__OBJECTIVE__: Search the listing below for the word "للمرتهن" and copy each line that holds it.

## start

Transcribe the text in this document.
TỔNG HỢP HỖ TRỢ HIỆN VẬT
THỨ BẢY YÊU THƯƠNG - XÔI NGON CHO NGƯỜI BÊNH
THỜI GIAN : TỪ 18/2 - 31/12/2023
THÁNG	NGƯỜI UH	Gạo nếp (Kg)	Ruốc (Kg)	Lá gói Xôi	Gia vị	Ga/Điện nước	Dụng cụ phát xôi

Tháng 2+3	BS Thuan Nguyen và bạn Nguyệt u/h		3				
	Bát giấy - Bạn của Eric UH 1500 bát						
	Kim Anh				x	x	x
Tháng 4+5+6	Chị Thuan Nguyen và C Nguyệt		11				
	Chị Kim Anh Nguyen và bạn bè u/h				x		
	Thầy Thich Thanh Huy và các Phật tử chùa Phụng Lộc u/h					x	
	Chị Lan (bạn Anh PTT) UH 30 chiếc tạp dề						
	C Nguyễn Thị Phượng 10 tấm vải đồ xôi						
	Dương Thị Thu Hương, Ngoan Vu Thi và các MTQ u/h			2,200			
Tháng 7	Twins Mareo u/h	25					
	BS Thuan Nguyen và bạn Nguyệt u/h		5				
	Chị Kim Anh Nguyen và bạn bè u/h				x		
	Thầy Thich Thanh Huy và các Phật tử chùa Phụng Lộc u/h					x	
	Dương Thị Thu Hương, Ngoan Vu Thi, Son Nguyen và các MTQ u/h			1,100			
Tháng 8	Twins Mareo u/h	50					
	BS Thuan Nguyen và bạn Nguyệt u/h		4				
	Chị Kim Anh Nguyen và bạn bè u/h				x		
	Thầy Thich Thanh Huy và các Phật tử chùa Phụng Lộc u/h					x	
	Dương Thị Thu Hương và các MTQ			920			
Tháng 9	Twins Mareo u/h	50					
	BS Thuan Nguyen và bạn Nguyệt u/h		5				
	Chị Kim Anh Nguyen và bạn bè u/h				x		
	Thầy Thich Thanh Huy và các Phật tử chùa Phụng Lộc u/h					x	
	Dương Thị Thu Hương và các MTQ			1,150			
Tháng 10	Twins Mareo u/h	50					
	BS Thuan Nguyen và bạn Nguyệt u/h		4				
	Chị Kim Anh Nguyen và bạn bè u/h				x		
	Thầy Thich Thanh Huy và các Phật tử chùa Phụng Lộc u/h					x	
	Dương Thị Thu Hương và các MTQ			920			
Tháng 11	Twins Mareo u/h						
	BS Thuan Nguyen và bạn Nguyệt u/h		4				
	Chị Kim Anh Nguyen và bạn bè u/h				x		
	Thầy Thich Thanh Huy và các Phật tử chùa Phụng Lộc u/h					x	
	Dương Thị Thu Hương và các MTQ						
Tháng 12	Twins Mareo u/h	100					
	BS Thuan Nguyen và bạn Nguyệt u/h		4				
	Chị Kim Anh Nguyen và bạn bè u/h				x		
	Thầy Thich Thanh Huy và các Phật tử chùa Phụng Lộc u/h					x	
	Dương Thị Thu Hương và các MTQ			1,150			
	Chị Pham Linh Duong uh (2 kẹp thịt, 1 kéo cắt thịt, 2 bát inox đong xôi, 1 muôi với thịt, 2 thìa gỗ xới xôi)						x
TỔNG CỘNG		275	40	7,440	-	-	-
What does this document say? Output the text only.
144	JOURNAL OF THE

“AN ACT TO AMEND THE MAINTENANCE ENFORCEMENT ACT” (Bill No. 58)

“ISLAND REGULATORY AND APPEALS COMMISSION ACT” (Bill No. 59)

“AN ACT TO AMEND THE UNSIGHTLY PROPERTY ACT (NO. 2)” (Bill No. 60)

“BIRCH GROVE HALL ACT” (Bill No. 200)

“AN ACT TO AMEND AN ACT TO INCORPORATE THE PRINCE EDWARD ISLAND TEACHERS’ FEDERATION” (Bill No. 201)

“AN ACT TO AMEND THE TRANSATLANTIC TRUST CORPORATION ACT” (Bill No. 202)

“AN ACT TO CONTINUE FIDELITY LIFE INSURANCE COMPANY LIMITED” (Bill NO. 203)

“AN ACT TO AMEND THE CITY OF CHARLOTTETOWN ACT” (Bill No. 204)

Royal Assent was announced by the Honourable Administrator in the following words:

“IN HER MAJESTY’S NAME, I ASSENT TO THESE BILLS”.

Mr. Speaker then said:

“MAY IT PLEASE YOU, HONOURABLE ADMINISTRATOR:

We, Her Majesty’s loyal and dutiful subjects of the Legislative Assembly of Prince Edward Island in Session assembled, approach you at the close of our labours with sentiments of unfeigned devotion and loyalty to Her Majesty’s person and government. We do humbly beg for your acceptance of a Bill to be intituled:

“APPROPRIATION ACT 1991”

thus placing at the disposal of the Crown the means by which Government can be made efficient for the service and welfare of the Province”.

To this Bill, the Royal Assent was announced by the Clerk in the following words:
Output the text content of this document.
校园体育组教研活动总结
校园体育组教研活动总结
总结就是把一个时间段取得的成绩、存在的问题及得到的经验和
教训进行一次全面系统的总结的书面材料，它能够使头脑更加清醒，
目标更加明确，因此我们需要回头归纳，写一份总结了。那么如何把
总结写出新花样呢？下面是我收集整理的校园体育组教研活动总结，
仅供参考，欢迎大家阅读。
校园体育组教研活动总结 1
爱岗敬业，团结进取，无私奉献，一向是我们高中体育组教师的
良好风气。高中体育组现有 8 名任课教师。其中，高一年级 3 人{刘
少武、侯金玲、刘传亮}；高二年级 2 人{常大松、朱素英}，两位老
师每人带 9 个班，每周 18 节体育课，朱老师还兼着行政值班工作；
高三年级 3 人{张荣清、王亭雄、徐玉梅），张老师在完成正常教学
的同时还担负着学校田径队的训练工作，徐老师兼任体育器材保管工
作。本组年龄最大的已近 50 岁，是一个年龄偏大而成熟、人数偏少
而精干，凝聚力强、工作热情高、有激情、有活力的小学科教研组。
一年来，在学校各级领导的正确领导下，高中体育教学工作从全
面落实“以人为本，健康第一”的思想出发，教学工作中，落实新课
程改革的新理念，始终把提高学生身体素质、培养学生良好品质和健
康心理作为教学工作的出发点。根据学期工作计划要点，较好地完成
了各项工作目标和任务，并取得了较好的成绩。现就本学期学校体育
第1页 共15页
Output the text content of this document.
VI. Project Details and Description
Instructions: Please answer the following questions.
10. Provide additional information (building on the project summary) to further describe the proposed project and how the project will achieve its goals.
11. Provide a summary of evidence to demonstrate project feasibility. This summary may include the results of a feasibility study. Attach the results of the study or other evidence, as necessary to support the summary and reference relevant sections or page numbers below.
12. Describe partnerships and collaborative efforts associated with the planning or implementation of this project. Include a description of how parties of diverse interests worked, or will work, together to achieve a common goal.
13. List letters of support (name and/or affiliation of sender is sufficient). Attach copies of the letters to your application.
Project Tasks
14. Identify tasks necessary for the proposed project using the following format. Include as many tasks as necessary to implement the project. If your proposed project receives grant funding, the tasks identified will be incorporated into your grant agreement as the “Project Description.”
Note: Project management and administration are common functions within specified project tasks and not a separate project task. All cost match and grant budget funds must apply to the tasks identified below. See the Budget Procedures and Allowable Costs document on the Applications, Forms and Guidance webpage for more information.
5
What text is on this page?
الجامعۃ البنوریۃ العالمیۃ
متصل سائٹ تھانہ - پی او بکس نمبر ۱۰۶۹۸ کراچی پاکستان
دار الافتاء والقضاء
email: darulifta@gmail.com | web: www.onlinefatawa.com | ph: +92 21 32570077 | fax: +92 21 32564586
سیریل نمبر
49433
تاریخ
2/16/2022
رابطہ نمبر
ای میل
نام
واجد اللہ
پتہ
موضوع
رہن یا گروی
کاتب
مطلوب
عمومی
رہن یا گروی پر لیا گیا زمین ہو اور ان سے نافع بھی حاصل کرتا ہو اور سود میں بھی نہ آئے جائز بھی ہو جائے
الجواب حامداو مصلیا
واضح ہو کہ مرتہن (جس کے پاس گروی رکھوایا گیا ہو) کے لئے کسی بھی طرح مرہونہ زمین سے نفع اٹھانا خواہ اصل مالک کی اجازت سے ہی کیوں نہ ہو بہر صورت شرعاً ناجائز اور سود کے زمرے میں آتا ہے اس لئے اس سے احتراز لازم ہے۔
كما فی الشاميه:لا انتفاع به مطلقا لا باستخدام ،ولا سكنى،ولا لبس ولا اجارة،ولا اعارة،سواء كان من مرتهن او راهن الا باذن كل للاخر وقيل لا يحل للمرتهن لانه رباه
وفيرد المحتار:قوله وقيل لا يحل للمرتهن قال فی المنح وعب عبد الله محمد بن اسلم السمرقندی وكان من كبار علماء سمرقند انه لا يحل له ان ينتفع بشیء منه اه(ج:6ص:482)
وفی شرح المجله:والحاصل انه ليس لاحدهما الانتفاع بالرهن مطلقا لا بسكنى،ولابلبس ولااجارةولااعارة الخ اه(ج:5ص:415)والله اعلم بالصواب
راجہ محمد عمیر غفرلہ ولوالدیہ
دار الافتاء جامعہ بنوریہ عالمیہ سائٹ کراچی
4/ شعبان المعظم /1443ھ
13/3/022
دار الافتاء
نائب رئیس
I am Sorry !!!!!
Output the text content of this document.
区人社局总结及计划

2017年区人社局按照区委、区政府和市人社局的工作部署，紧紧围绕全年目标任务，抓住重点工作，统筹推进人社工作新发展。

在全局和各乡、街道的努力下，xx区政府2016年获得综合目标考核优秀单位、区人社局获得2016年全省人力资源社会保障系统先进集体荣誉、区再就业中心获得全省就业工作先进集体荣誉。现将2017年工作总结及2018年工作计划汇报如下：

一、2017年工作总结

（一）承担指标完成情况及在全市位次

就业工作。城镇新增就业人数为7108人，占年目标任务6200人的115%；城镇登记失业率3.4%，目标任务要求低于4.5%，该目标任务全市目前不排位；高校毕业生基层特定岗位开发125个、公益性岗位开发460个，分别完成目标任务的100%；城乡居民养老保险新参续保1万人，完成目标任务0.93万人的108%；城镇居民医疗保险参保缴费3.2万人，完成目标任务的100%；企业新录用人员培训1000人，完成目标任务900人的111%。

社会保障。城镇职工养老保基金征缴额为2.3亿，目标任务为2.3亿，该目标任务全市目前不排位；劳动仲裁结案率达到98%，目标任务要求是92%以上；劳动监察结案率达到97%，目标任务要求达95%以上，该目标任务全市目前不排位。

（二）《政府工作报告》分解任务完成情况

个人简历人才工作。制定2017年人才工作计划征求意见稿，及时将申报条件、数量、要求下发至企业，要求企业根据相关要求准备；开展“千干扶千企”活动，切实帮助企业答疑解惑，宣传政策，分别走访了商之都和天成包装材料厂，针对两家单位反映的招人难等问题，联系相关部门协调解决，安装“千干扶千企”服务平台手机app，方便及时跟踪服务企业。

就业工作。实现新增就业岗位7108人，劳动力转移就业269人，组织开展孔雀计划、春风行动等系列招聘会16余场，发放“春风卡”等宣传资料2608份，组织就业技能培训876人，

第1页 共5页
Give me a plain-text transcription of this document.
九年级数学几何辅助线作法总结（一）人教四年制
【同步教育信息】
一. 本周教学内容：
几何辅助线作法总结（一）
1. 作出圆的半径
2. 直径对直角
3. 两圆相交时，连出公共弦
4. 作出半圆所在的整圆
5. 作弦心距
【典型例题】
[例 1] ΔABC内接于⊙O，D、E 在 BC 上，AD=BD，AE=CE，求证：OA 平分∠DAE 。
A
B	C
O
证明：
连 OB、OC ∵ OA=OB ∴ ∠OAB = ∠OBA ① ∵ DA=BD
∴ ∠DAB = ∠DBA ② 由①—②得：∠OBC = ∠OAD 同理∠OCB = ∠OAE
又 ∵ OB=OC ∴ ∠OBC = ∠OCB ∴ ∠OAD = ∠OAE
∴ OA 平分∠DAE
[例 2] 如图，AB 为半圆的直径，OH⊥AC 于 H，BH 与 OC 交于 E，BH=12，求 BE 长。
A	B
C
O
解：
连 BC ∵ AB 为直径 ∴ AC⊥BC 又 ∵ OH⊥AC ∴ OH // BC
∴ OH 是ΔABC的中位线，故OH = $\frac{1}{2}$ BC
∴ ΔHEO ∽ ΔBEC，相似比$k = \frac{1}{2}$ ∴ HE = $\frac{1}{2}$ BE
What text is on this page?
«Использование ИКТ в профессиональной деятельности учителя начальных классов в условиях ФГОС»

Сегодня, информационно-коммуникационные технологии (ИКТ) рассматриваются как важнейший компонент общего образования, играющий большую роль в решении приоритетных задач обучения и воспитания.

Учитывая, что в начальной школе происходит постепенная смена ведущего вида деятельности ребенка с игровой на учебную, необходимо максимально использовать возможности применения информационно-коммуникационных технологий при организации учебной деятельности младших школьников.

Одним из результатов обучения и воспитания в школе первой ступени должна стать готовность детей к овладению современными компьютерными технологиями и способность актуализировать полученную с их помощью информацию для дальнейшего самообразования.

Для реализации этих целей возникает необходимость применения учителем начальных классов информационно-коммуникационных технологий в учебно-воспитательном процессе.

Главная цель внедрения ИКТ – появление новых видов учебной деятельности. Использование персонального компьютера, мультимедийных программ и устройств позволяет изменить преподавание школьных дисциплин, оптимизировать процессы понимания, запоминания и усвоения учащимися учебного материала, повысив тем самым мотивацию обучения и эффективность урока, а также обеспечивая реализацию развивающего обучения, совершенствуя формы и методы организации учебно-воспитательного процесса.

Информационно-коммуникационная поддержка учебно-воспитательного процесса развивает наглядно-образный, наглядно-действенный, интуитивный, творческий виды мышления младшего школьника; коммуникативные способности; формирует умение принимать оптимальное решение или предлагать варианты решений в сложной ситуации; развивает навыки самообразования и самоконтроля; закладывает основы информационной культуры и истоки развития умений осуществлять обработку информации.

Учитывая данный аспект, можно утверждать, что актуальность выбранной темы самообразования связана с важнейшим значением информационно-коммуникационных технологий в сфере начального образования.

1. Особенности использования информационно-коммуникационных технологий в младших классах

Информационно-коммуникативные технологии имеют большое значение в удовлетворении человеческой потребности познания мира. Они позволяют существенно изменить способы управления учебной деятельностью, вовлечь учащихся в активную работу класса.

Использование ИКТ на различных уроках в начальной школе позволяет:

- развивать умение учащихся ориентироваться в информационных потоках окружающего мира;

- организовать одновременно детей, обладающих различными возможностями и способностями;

## end

__TASK SOLUTION__:
كما فی الشاميه:لا انتفاع به مطلقا لا باستخدام ،ولا سكنى،ولا لبس ولا اجارة،ولا اعارة،سواء كان من مرتهن او راهن الا باذن كل للاخر وقيل لا يحل للمرتهن لانه رباه
وفيرد المحتار:قوله وقيل لا يحل للمرتهن قال فی المنح وعب عبد الله محمد بن اسلم السمرقندی وكان من كبار علماء سمرقند انه لا يحل له ان ينتفع بشیء منه اه(ج:6ص:482)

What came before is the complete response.